Retype each record below word for word. Leave the pictures out.

▶ LISTED ENTRIES
══════

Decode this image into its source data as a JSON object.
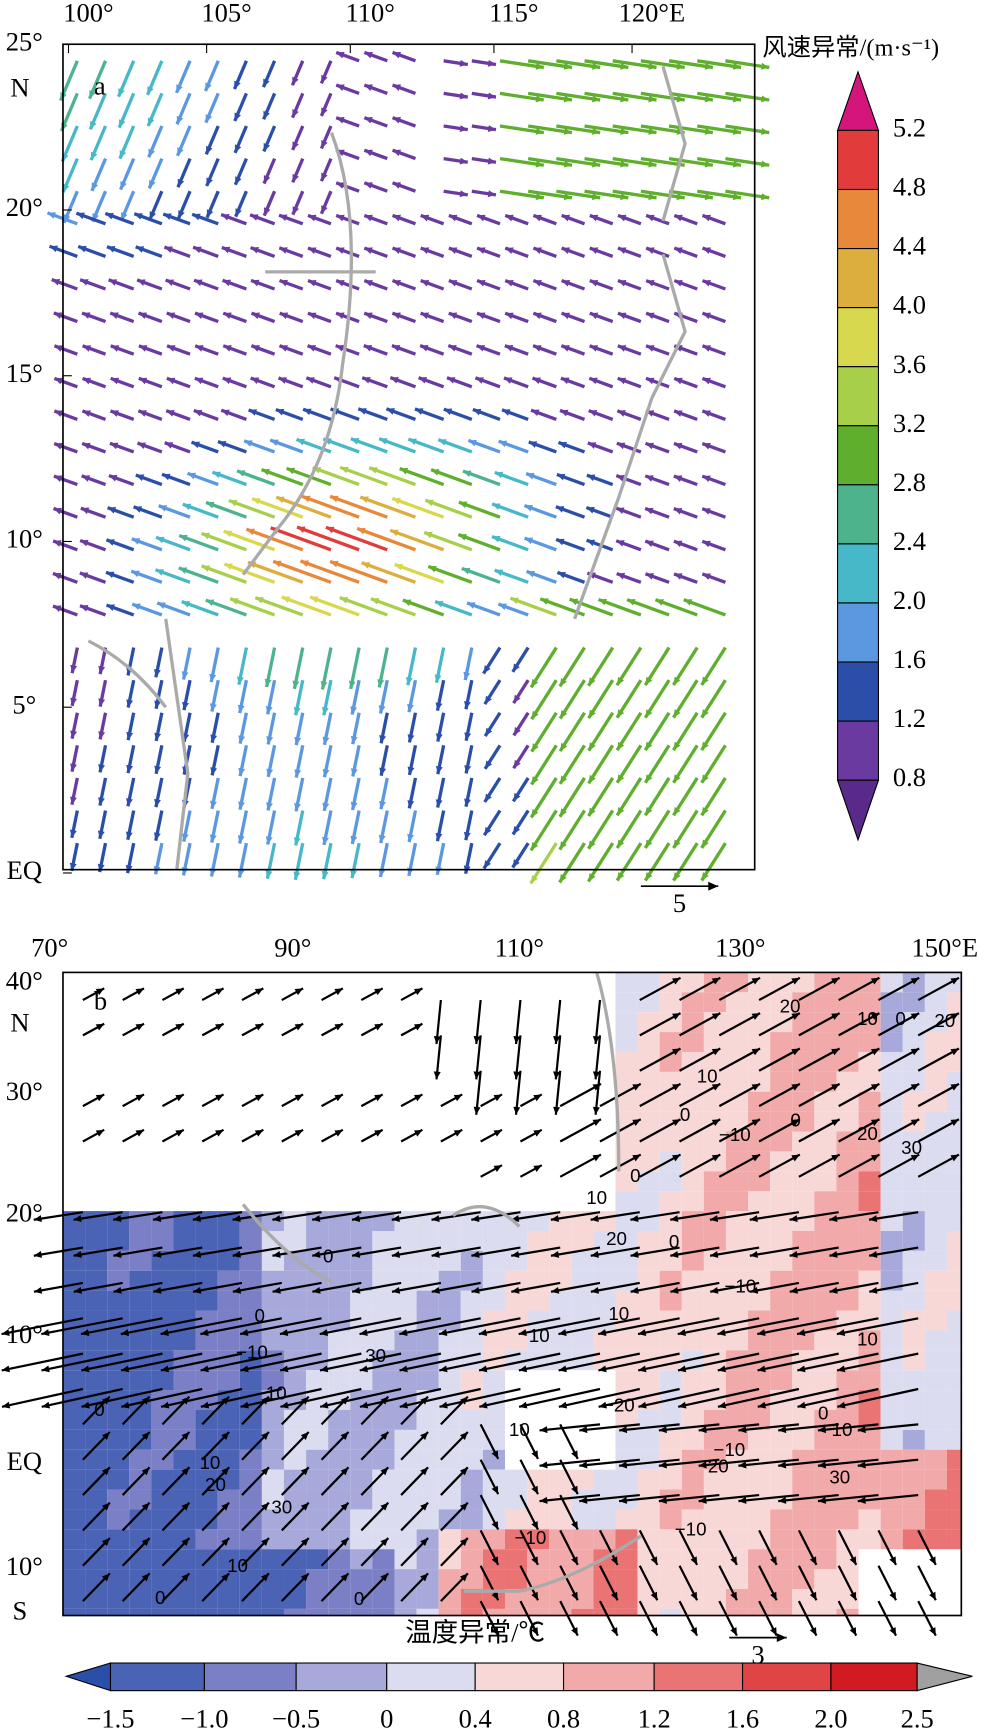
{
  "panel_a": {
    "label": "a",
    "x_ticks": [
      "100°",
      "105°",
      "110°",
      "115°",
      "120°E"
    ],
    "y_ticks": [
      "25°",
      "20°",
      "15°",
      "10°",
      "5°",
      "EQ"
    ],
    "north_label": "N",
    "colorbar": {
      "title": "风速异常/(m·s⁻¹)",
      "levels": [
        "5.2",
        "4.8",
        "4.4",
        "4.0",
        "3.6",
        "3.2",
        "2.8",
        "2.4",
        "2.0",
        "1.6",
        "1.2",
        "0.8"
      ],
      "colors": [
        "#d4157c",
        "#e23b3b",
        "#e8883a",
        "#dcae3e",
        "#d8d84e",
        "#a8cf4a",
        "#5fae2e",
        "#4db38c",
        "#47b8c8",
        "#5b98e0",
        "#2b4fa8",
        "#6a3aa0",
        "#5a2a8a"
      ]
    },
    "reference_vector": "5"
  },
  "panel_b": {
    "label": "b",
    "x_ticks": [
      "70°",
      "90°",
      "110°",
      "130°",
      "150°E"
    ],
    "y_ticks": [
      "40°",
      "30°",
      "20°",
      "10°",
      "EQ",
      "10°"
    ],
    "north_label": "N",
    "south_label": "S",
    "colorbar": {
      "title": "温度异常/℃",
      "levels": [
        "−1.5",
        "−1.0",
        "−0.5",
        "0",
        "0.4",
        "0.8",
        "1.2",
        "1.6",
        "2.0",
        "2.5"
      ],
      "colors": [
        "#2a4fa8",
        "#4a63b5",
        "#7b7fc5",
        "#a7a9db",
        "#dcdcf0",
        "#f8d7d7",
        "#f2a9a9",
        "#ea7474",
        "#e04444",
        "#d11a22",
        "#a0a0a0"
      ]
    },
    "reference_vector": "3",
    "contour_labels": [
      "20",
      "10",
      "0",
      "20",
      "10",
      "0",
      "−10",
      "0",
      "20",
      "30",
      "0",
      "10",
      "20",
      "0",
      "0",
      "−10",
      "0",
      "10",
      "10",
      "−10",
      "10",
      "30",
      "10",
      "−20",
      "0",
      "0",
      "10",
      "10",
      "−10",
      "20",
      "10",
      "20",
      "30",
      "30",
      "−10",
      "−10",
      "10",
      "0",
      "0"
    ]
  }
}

══════

▶ EXPECTED OUTPUT
Decode this image into its source data as a JSON object.
{
  "panel_a": {
    "label": "a",
    "x_ticks": [
      "100°",
      "105°",
      "110°",
      "115°",
      "120°E"
    ],
    "y_ticks": [
      "25°",
      "20°",
      "15°",
      "10°",
      "5°",
      "EQ"
    ],
    "north_label": "N",
    "colorbar": {
      "title": "风速异常/(m·s⁻¹)",
      "levels": [
        "5.2",
        "4.8",
        "4.4",
        "4.0",
        "3.6",
        "3.2",
        "2.8",
        "2.4",
        "2.0",
        "1.6",
        "1.2",
        "0.8"
      ],
      "colors": [
        "#d4157c",
        "#e23b3b",
        "#e8883a",
        "#dcae3e",
        "#d8d84e",
        "#a8cf4a",
        "#5fae2e",
        "#4db38c",
        "#47b8c8",
        "#5b98e0",
        "#2b4fa8",
        "#6a3aa0",
        "#5a2a8a"
      ]
    },
    "reference_vector": "5"
  },
  "panel_b": {
    "label": "b",
    "x_ticks": [
      "70°",
      "90°",
      "110°",
      "130°",
      "150°E"
    ],
    "y_ticks": [
      "40°",
      "30°",
      "20°",
      "10°",
      "EQ",
      "10°"
    ],
    "north_label": "N",
    "south_label": "S",
    "colorbar": {
      "title": "温度异常/℃",
      "levels": [
        "−1.5",
        "−1.0",
        "−0.5",
        "0",
        "0.4",
        "0.8",
        "1.2",
        "1.6",
        "2.0",
        "2.5"
      ],
      "colors": [
        "#2a4fa8",
        "#4a63b5",
        "#7b7fc5",
        "#a7a9db",
        "#dcdcf0",
        "#f8d7d7",
        "#f2a9a9",
        "#ea7474",
        "#e04444",
        "#d11a22",
        "#a0a0a0"
      ]
    },
    "reference_vector": "3",
    "contour_labels": [
      "20",
      "10",
      "0",
      "20",
      "10",
      "0",
      "−10",
      "0",
      "20",
      "30",
      "0",
      "10",
      "20",
      "0",
      "0",
      "−10",
      "0",
      "10",
      "10",
      "−10",
      "10",
      "30",
      "10",
      "−20",
      "0",
      "0",
      "10",
      "10",
      "−10",
      "20",
      "10",
      "20",
      "30",
      "30",
      "−10",
      "−10",
      "10",
      "0",
      "0"
    ]
  }
}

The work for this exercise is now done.